Brief 1 —
Answer these questions from the Amtrak trip account:
(a) In which city was the train terminated because of the flooding?
(b) How many movies were played on the bus during the trip?
(c) At what time was boarding called for #48 (LSL)?
Brief 2 —
Carry the Amtrak trip account forward from its last sentence.

Document section —
━━━━━━━━━━━━━━━━
Our train, due to the flooding, was being terminated in Kansas City. What was going to happen in KC, was unknown to me. When Amtrak called, they said we would be on a bus to Galesburg, then a stub train to Chicago. The agent in Lamy said the people connecting to the LSL & CL were actually bussed from KC all the way to Toledo the day before us (that would have been a freakin nightmare). However, they had it set up so one of the buses was taking passengers to Galesburg and stops before, and then had 4 or 5 buses going all the way to Chicago.

We were the first ones off the train in KC and I asked the agents there where we were suppose to go. One quite rudely told us to stay in the terminal until they announced the buses. Course, most people never hear that and went on out to the buses. We did as we were told and waited inside. Next thing I realized, that dad-gum agent was out getting people on the buses while we were still inside waiting for her to make an announcement. By the time we got out, the first three buses were full and took off. We got on the 4th one and ended up sitting in KC on the bus for an hour. They were putting the checked baggage on the bus behind us and held us there in case it did not all fit. We finally got away around 9:30 for what would be a 9.5 hour bus trip.

After stopping at a McDonalds for lunch I took it upon myself to provide entertainment and fired up the video system in our bus. I played three movies during the rest of the trip. Sure did help time pass. I also arranged a show by the Navy Blue Angels. We saw them flying all over, not sure if there was an air show going on or if they were just practicing, but it was cool. They flew right over us at one point.

We arrived into Chicago at about 7:00. We went straight to the lounge and checked in there and left two bags in the check room. We ran upstairs and grabbed some food and took it to the lounge to eat. They did not call to board #48 (LSL) until 8:45. Walking past our train, I noticed it did not have a horizon snack car. It was another Amfleet car that looked like it might have been a second Diner Lite car. I guess it is just a normal Amfleet lounge, though. We got moved in to our two roomettes and went straight to the “dining car” for the wine and cheese. We all had sparkling cider and they brought us a cheese/cracker/fruit tray. The staff was extremely nice. In fact, Amtrak will be receiving feedback on this crew. Alex and Carmel were great!
━━━━━━━━━━━━━━━━
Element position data

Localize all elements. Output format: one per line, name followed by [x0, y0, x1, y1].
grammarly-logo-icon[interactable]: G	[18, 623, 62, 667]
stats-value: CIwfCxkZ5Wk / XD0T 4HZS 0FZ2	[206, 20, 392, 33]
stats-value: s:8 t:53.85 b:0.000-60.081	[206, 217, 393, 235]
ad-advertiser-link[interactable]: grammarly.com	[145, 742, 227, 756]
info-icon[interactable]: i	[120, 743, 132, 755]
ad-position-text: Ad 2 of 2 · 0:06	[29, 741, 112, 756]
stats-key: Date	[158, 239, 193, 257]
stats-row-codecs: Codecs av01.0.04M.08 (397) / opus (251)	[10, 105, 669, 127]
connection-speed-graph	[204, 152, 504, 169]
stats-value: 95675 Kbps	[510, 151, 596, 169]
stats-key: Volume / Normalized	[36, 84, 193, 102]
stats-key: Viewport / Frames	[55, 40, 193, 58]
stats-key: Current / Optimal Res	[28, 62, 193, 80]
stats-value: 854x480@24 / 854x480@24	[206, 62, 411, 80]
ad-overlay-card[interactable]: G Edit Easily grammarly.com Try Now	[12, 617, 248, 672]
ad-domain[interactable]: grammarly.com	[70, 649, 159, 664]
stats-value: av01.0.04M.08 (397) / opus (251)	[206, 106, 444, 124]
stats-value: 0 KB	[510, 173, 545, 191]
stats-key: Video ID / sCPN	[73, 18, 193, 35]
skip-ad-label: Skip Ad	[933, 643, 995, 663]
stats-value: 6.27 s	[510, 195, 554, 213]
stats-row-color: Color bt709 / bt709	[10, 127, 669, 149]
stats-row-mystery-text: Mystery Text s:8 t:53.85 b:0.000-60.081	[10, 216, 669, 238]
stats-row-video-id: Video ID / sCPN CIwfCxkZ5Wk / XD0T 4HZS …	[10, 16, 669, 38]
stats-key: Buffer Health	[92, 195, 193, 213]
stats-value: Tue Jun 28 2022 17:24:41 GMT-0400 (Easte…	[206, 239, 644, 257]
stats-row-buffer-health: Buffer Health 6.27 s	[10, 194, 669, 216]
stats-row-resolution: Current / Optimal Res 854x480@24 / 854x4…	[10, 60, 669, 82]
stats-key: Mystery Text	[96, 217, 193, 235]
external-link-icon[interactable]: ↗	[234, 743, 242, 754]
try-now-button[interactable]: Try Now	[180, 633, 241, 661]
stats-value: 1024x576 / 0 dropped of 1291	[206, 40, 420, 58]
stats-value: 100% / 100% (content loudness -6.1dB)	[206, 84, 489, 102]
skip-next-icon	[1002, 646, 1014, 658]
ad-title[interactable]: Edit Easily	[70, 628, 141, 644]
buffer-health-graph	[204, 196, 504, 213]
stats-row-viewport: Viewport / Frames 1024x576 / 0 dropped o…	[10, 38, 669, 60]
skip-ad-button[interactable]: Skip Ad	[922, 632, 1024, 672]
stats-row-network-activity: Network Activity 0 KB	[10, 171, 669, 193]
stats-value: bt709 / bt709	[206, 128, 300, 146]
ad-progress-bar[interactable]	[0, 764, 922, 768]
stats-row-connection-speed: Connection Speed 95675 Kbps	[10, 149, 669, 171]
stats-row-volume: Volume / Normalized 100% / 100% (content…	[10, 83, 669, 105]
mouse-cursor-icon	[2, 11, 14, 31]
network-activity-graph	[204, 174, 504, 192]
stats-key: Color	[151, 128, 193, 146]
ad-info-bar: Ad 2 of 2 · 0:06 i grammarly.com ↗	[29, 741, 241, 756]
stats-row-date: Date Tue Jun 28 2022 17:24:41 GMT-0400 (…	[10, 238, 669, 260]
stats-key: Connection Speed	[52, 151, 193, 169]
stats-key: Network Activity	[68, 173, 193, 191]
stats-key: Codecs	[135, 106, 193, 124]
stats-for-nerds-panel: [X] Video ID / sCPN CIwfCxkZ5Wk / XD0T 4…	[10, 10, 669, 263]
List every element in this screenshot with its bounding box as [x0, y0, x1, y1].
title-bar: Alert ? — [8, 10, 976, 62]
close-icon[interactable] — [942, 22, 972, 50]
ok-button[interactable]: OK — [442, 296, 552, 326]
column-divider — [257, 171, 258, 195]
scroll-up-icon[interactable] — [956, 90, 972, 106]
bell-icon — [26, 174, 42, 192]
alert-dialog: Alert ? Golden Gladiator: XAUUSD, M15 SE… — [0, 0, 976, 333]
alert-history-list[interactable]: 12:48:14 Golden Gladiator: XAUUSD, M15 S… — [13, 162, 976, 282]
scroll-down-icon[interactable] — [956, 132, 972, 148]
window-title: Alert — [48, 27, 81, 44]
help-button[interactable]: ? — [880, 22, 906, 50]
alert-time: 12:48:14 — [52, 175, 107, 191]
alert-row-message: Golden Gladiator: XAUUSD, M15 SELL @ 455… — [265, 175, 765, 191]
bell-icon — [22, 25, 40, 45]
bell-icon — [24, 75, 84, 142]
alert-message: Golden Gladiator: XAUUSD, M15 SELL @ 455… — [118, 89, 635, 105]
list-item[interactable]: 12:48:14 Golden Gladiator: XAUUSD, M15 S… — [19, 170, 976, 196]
━━━━━━━━━━━━━━━━
Task response 1 —
(a) Kansas City
(b) Three
(c) 8:45

Task response 2 —
My first impressions of the Viewliner roomettes compared to the Superliner were good. In seating mode, I like the extra space of the toilet for storage, The toilet on the room is another thing. I am not sure I like it. I love having a sink (even though you cannot use it without splashing everywhere), It is a pain to have someone taking a leak so close to your seats and luggage. Another downside is both seats seem to be less roomy that the Superliner.

In night mode, the upper windows are nice, however, the beds are less roomy. Even on the wide ends of the bed, both my sides touched the walls where that did not happen on the Superliner. The ride seemed a whole lot smoother in the Viewliner. Course, this could be because the track is better. The track in Kansas and Colorado was horrible.

The next morning, I got up early so I could step off at the Cleveland stop. I got up about 5:30 and took my first train shower. It went well and I felt a lot better. We arrived in Cleveland early so we were there around 30 minutes.

Breakfast was good, lunch, to my surprise, they were still offering the appetizers. So as of 6/20, the LSL had appetizers.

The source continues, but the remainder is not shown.